_What needs to be done:_ Copy everything in the listing below word for word, apart from any images.

_Input for this task:_
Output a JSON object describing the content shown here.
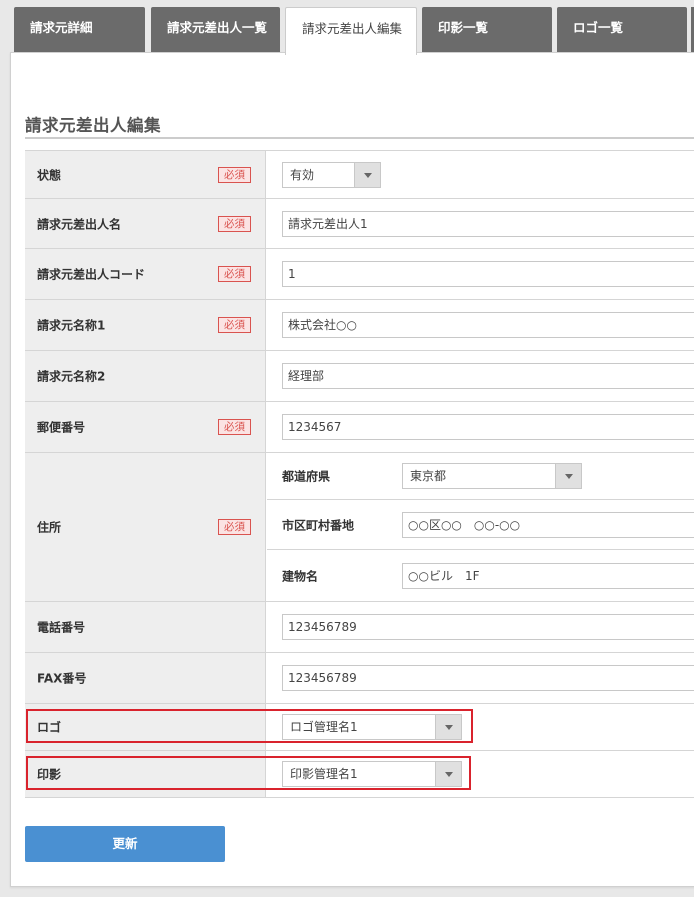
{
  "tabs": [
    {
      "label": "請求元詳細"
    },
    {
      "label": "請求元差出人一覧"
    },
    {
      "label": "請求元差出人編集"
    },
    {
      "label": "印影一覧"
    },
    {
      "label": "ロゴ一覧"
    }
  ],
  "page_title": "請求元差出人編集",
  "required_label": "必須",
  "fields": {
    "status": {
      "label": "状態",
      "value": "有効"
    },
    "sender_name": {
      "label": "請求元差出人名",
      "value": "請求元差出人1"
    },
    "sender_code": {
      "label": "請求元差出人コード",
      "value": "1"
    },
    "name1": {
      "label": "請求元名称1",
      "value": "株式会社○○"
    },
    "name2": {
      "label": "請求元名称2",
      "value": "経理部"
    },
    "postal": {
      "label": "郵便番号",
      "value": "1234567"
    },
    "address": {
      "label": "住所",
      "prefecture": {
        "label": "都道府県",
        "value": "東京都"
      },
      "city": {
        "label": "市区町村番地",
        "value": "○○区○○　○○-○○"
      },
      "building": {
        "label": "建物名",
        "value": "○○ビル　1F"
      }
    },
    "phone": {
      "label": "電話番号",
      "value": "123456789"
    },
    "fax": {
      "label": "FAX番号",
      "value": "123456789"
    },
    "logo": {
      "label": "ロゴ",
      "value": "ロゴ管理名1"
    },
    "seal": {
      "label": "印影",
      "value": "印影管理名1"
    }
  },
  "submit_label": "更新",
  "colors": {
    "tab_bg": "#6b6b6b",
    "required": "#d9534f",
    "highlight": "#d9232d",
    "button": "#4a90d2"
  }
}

_Reply:_
Output a JSON object describing the content shown here.
{
  "tabs": [
    {
      "label": "請求元詳細"
    },
    {
      "label": "請求元差出人一覧"
    },
    {
      "label": "請求元差出人編集"
    },
    {
      "label": "印影一覧"
    },
    {
      "label": "ロゴ一覧"
    }
  ],
  "page_title": "請求元差出人編集",
  "required_label": "必須",
  "fields": {
    "status": {
      "label": "状態",
      "value": "有効"
    },
    "sender_name": {
      "label": "請求元差出人名",
      "value": "請求元差出人1"
    },
    "sender_code": {
      "label": "請求元差出人コード",
      "value": "1"
    },
    "name1": {
      "label": "請求元名称1",
      "value": "株式会社○○"
    },
    "name2": {
      "label": "請求元名称2",
      "value": "経理部"
    },
    "postal": {
      "label": "郵便番号",
      "value": "1234567"
    },
    "address": {
      "label": "住所",
      "prefecture": {
        "label": "都道府県",
        "value": "東京都"
      },
      "city": {
        "label": "市区町村番地",
        "value": "○○区○○　○○-○○"
      },
      "building": {
        "label": "建物名",
        "value": "○○ビル　1F"
      }
    },
    "phone": {
      "label": "電話番号",
      "value": "123456789"
    },
    "fax": {
      "label": "FAX番号",
      "value": "123456789"
    },
    "logo": {
      "label": "ロゴ",
      "value": "ロゴ管理名1"
    },
    "seal": {
      "label": "印影",
      "value": "印影管理名1"
    }
  },
  "submit_label": "更新",
  "colors": {
    "tab_bg": "#6b6b6b",
    "required": "#d9534f",
    "highlight": "#d9232d",
    "button": "#4a90d2"
  }
}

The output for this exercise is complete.